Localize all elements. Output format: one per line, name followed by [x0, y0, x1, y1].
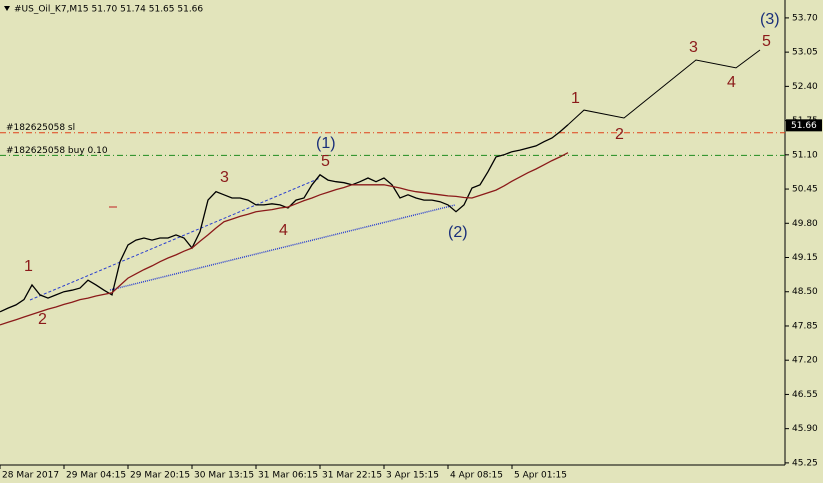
- wave-label: 2: [615, 126, 624, 143]
- x-tick-label: 28 Mar 2017: [2, 471, 59, 481]
- x-tick-label: 29 Mar 20:15: [130, 471, 190, 481]
- price-label: 51.66: [791, 121, 817, 131]
- wave-label: 1: [571, 90, 580, 107]
- y-tick-label: 45.90: [792, 424, 818, 434]
- wave-label: 5: [321, 153, 330, 170]
- wave-label: (2): [448, 224, 468, 241]
- wave-label: (3): [760, 11, 780, 28]
- trend-line: [29, 177, 321, 301]
- series-line: [0, 124, 569, 313]
- trend-line: [109, 204, 456, 291]
- x-tick-label: 31 Mar 06:15: [258, 471, 318, 481]
- y-tick-label: 46.55: [792, 390, 818, 400]
- x-tick-label: 30 Mar 13:15: [194, 471, 254, 481]
- price-box: [786, 119, 822, 132]
- y-tick-label: 49.15: [792, 253, 818, 263]
- wave-label: 3: [220, 169, 229, 186]
- title-icon: [4, 6, 10, 11]
- y-tick-label: 53.05: [792, 48, 818, 58]
- series-line: [0, 152, 569, 326]
- y-tick-label: 45.25: [792, 458, 818, 468]
- x-tick-label: 31 Mar 22:15: [322, 471, 382, 481]
- y-tick-label: 53.70: [792, 13, 818, 23]
- y-tick-label: 49.80: [792, 219, 818, 229]
- y-tick-label: 51.10: [792, 150, 818, 160]
- x-tick-label: 29 Mar 04:15: [66, 471, 126, 481]
- wave-label: 1: [24, 258, 33, 275]
- wave-label: 4: [279, 222, 288, 239]
- wave-label: 2: [38, 311, 47, 328]
- y-tick-label: 50.45: [792, 185, 818, 195]
- y-tick-label: 52.40: [792, 82, 818, 92]
- series-line: [567, 49, 761, 126]
- wave-label: (1): [316, 135, 336, 152]
- level-label: #182625058 buy 0.10: [6, 146, 108, 156]
- y-tick-label: 47.85: [792, 321, 818, 331]
- x-tick-label: 5 Apr 01:15: [514, 471, 567, 481]
- chart-title: #US_Oil_K7,M15 51.70 51.74 51.65 51.66: [14, 5, 203, 15]
- level-label: #182625058 sl: [6, 123, 75, 133]
- y-tick-label: 48.50: [792, 287, 818, 297]
- wave-label: 5: [762, 33, 771, 50]
- wave-label: 3: [689, 39, 698, 56]
- wave-label: 4: [727, 74, 736, 91]
- x-tick-label: 4 Apr 08:15: [450, 471, 503, 481]
- y-tick-label: 47.20: [792, 356, 818, 366]
- x-tick-label: 3 Apr 15:15: [386, 471, 439, 481]
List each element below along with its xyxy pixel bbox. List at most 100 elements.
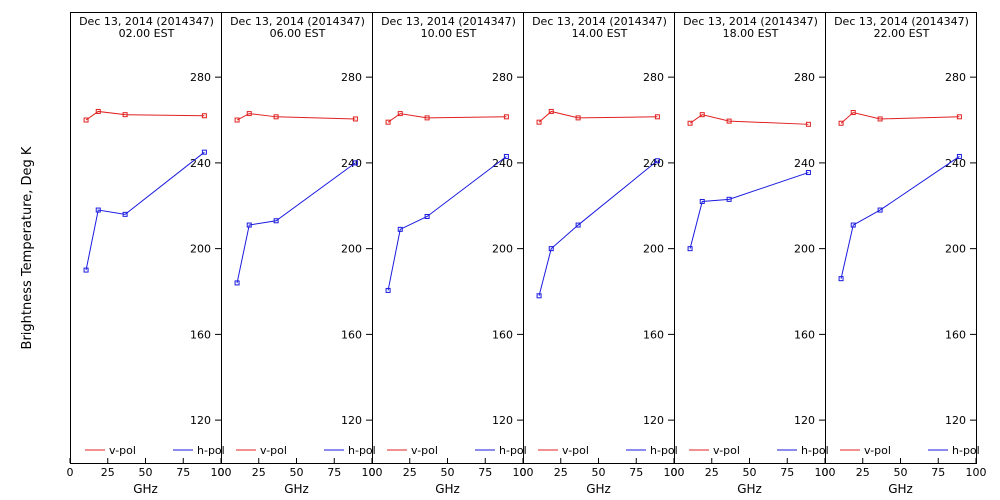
data-point-hpol [503,153,509,159]
x-tick-label: 75 [931,466,945,479]
x-axis-label: GHz [284,482,309,496]
legend-label-hpol: h-pol [952,444,980,457]
data-point-hpol [273,218,279,224]
data-point-vpol [956,114,962,120]
x-tick-label: 0 [520,466,527,479]
x-tick-label: 50 [743,466,757,479]
y-tick-label: 200 [341,243,362,256]
legend-label-hpol: h-pol [197,444,225,457]
y-axis-label: Brightness Temperature, Deg K [20,146,35,349]
y-tick-label: 280 [794,71,815,84]
x-tick-label: 100 [362,466,383,479]
panel-subtitle: 10.00 EST [421,27,477,40]
y-tick-label: 120 [341,414,362,427]
series-line-vpol [236,113,356,121]
data-point-vpol [424,115,430,121]
data-point-hpol [726,196,732,202]
data-point-hpol [850,222,856,228]
panel-1: Dec 13, 2014 (2014347)02.00 EST 120 160 200… [67,12,232,496]
data-point-hpol [83,267,89,273]
y-tick-label: 280 [945,71,966,84]
x-tick-label: 100 [664,466,685,479]
panel-6: Dec 13, 2014 (2014347)22.00 EST 120 160 200… [822,12,987,496]
data-point-vpol [687,120,693,126]
x-tick-label: 100 [815,466,836,479]
y-tick-label: 160 [945,328,966,341]
series-line-vpol [840,111,960,124]
data-point-hpol [536,293,542,299]
x-tick-label: 75 [327,466,341,479]
panel-subtitle: 06.00 EST [270,27,326,40]
panel-title: Dec 13, 2014 (2014347) [532,15,667,28]
x-tick-label: 25 [554,466,568,479]
panel-title: Dec 13, 2014 (2014347) [230,15,365,28]
x-tick-label: 50 [441,466,455,479]
series-line-vpol [538,110,658,123]
x-axis-label: GHz [586,482,611,496]
x-tick-label: 25 [101,466,115,479]
data-point-hpol [877,207,883,213]
y-tick-label: 200 [794,243,815,256]
legend-label-vpol: v-pol [109,444,136,457]
data-point-hpol [838,276,844,282]
panel-title: Dec 13, 2014 (2014347) [79,15,214,28]
x-tick-label: 25 [252,466,266,479]
y-tick-label: 200 [945,243,966,256]
y-tick-label: 160 [643,328,664,341]
data-point-hpol [699,198,705,204]
y-tick-label: 120 [190,414,211,427]
panel-3: Dec 13, 2014 (2014347)10.00 EST 120 160 200… [369,12,534,496]
data-point-vpol [83,117,89,123]
x-tick-label: 0 [67,466,74,479]
x-tick-label: 0 [218,466,225,479]
data-point-vpol [699,112,705,118]
y-tick-label: 120 [945,414,966,427]
y-tick-label: 240 [794,157,815,170]
data-point-hpol [575,222,581,228]
y-tick-label: 160 [794,328,815,341]
legend-label-vpol: v-pol [562,444,589,457]
y-tick-label: 200 [492,243,513,256]
series-line-vpol [689,114,809,125]
x-axis-label: GHz [737,482,762,496]
x-axis-label: GHz [888,482,913,496]
series-line-hpol [85,151,205,271]
y-tick-label: 240 [190,157,211,170]
y-tick-label: 280 [190,71,211,84]
panel-title: Dec 13, 2014 (2014347) [381,15,516,28]
data-point-vpol [246,111,252,117]
data-point-hpol [385,287,391,293]
data-point-vpol [397,111,403,117]
data-point-vpol [850,110,856,116]
y-tick-label: 160 [341,328,362,341]
panel-2: Dec 13, 2014 (2014347)06.00 EST 120 160 200… [218,12,383,496]
x-tick-label: 75 [629,466,643,479]
data-point-vpol [95,108,101,114]
x-tick-label: 50 [894,466,908,479]
data-point-vpol [548,108,554,114]
data-point-vpol [654,114,660,120]
data-point-vpol [536,119,542,125]
data-point-hpol [246,222,252,228]
legend-label-hpol: h-pol [801,444,829,457]
panel-4: Dec 13, 2014 (2014347)14.00 EST 120 160 200… [520,12,685,496]
y-tick-label: 280 [643,71,664,84]
x-axis-label: GHz [133,482,158,496]
series-line-hpol [689,172,809,249]
data-point-vpol [201,113,207,119]
data-point-vpol [575,115,581,121]
x-tick-label: 100 [211,466,232,479]
data-point-hpol [805,170,811,176]
data-point-hpol [122,211,128,217]
x-tick-label: 75 [176,466,190,479]
legend-label-vpol: v-pol [713,444,740,457]
data-point-vpol [503,114,509,120]
legend-label-hpol: h-pol [499,444,527,457]
panel-subtitle: 14.00 EST [572,27,628,40]
panel-subtitle: 18.00 EST [723,27,779,40]
data-point-hpol [234,280,240,286]
data-point-hpol [95,207,101,213]
x-tick-label: 25 [705,466,719,479]
series-line-hpol [236,162,356,284]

━━━━━━━━━━━━━━━━

> _Consigne_:
Recopiez telles quelles toutes les entrées ci-dessus, en laissant de côté les images.

> _Corrigé_:
Localize all elements. Output format: one per line, name followed by [x0, y0, x1, y1].
- wave-label: 2: [615, 126, 624, 143]
- x-tick-label: 28 Mar 2017: [2, 471, 59, 481]
- x-tick-label: 29 Mar 20:15: [130, 471, 190, 481]
- price-label: 51.66: [791, 121, 817, 131]
- wave-label: 1: [571, 90, 580, 107]
- y-tick-label: 45.90: [792, 424, 818, 434]
- wave-label: 5: [321, 153, 330, 170]
- wave-label: (2): [448, 224, 468, 241]
- wave-label: (3): [760, 11, 780, 28]
- trend-line: [29, 177, 321, 301]
- series-line: [0, 124, 569, 313]
- trend-line: [109, 204, 456, 291]
- x-tick-label: 31 Mar 06:15: [258, 471, 318, 481]
- y-tick-label: 46.55: [792, 390, 818, 400]
- x-tick-label: 30 Mar 13:15: [194, 471, 254, 481]
- price-box: [786, 119, 822, 132]
- y-tick-label: 49.15: [792, 253, 818, 263]
- wave-label: 3: [220, 169, 229, 186]
- title-icon: [4, 6, 10, 11]
- y-tick-label: 53.05: [792, 48, 818, 58]
- series-line: [0, 152, 569, 326]
- y-tick-label: 45.25: [792, 458, 818, 468]
- x-tick-label: 31 Mar 22:15: [322, 471, 382, 481]
- y-tick-label: 53.70: [792, 13, 818, 23]
- y-tick-label: 49.80: [792, 219, 818, 229]
- y-tick-label: 51.10: [792, 150, 818, 160]
- x-tick-label: 29 Mar 04:15: [66, 471, 126, 481]
- wave-label: 1: [24, 258, 33, 275]
- wave-label: 4: [279, 222, 288, 239]
- wave-label: 2: [38, 311, 47, 328]
- y-tick-label: 50.45: [792, 185, 818, 195]
- y-tick-label: 52.40: [792, 82, 818, 92]
- series-line: [567, 49, 761, 126]
- wave-label: (1): [316, 135, 336, 152]
- level-label: #182625058 buy 0.10: [6, 146, 108, 156]
- y-tick-label: 47.85: [792, 321, 818, 331]
- x-tick-label: 5 Apr 01:15: [514, 471, 567, 481]
- chart-title: #US_Oil_K7,M15 51.70 51.74 51.65 51.66: [14, 5, 203, 15]
- level-label: #182625058 sl: [6, 123, 75, 133]
- y-tick-label: 48.50: [792, 287, 818, 297]
- wave-label: 5: [762, 33, 771, 50]
- wave-label: 3: [689, 39, 698, 56]
- wave-label: 4: [727, 74, 736, 91]
- x-tick-label: 4 Apr 08:15: [450, 471, 503, 481]
- y-tick-label: 47.20: [792, 356, 818, 366]
- x-tick-label: 3 Apr 15:15: [386, 471, 439, 481]
List each element below along with its xyxy pixel bbox. List at most 100 elements.
data-point-hpol [503,153,509,159]
x-tick-label: 75 [931,466,945,479]
x-axis-label: GHz [284,482,309,496]
legend-label-hpol: h-pol [952,444,980,457]
data-point-hpol [273,218,279,224]
data-point-vpol [956,114,962,120]
x-tick-label: 0 [520,466,527,479]
x-tick-label: 50 [743,466,757,479]
y-tick-label: 200 [341,243,362,256]
legend-label-hpol: h-pol [197,444,225,457]
y-axis-label: Brightness Temperature, Deg K [20,146,35,349]
y-tick-label: 280 [794,71,815,84]
x-tick-label: 100 [362,466,383,479]
panel-subtitle: 10.00 EST [421,27,477,40]
y-tick-label: 120 [341,414,362,427]
series-line-vpol [236,113,356,121]
data-point-vpol [424,115,430,121]
data-point-hpol [726,196,732,202]
data-point-hpol [850,222,856,228]
panel-1: Dec 13, 2014 (2014347)02.00 EST 120 160 200… [67,12,232,496]
data-point-hpol [83,267,89,273]
y-tick-label: 280 [945,71,966,84]
x-tick-label: 100 [664,466,685,479]
panel-6: Dec 13, 2014 (2014347)22.00 EST 120 160 200… [822,12,987,496]
data-point-vpol [687,120,693,126]
x-tick-label: 100 [815,466,836,479]
y-tick-label: 160 [945,328,966,341]
series-line-vpol [840,111,960,124]
data-point-hpol [536,293,542,299]
x-tick-label: 75 [327,466,341,479]
panel-subtitle: 06.00 EST [270,27,326,40]
panel-title: Dec 13, 2014 (2014347) [532,15,667,28]
x-tick-label: 25 [554,466,568,479]
panel-title: Dec 13, 2014 (2014347) [230,15,365,28]
x-tick-label: 50 [441,466,455,479]
series-line-vpol [538,110,658,123]
x-axis-label: GHz [586,482,611,496]
x-tick-label: 25 [101,466,115,479]
data-point-hpol [877,207,883,213]
y-tick-label: 200 [794,243,815,256]
legend-label-vpol: v-pol [109,444,136,457]
data-point-hpol [838,276,844,282]
panel-title: Dec 13, 2014 (2014347) [79,15,214,28]
x-tick-label: 25 [252,466,266,479]
y-tick-label: 200 [945,243,966,256]
y-tick-label: 160 [643,328,664,341]
data-point-hpol [699,198,705,204]
y-tick-label: 120 [190,414,211,427]
panel-3: Dec 13, 2014 (2014347)10.00 EST 120 160 200… [369,12,534,496]
data-point-vpol [83,117,89,123]
x-tick-label: 0 [67,466,74,479]
x-tick-label: 0 [218,466,225,479]
data-point-vpol [699,112,705,118]
y-tick-label: 120 [945,414,966,427]
y-tick-label: 240 [794,157,815,170]
data-point-hpol [575,222,581,228]
y-tick-label: 160 [794,328,815,341]
legend-label-vpol: v-pol [562,444,589,457]
y-tick-label: 200 [492,243,513,256]
series-line-vpol [689,114,809,125]
x-axis-label: GHz [737,482,762,496]
x-axis-label: GHz [888,482,913,496]
series-line-hpol [85,151,205,271]
y-tick-label: 240 [190,157,211,170]
y-tick-label: 280 [190,71,211,84]
panel-title: Dec 13, 2014 (2014347) [381,15,516,28]
data-point-vpol [246,111,252,117]
data-point-hpol [385,287,391,293]
data-point-vpol [397,111,403,117]
data-point-vpol [850,110,856,116]
y-tick-label: 160 [341,328,362,341]
panel-2: Dec 13, 2014 (2014347)06.00 EST 120 160 200… [218,12,383,496]
x-tick-label: 75 [629,466,643,479]
data-point-vpol [95,108,101,114]
x-tick-label: 50 [894,466,908,479]
data-point-vpol [548,108,554,114]
data-point-vpol [654,114,660,120]
data-point-vpol [536,119,542,125]
data-point-hpol [246,222,252,228]
legend-label-hpol: h-pol [801,444,829,457]
panel-4: Dec 13, 2014 (2014347)14.00 EST 120 160 200… [520,12,685,496]
y-tick-label: 280 [643,71,664,84]
x-axis-label: GHz [133,482,158,496]
series-line-hpol [689,172,809,249]
data-point-vpol [201,113,207,119]
data-point-vpol [575,115,581,121]
x-tick-label: 100 [211,466,232,479]
data-point-hpol [805,170,811,176]
data-point-hpol [122,211,128,217]
x-tick-label: 75 [176,466,190,479]
legend-label-vpol: v-pol [713,444,740,457]
data-point-vpol [503,114,509,120]
legend-label-hpol: h-pol [499,444,527,457]
panel-subtitle: 14.00 EST [572,27,628,40]
panel-subtitle: 18.00 EST [723,27,779,40]
data-point-hpol [234,280,240,286]
data-point-hpol [95,207,101,213]
x-tick-label: 25 [705,466,719,479]
series-line-hpol [236,162,356,284]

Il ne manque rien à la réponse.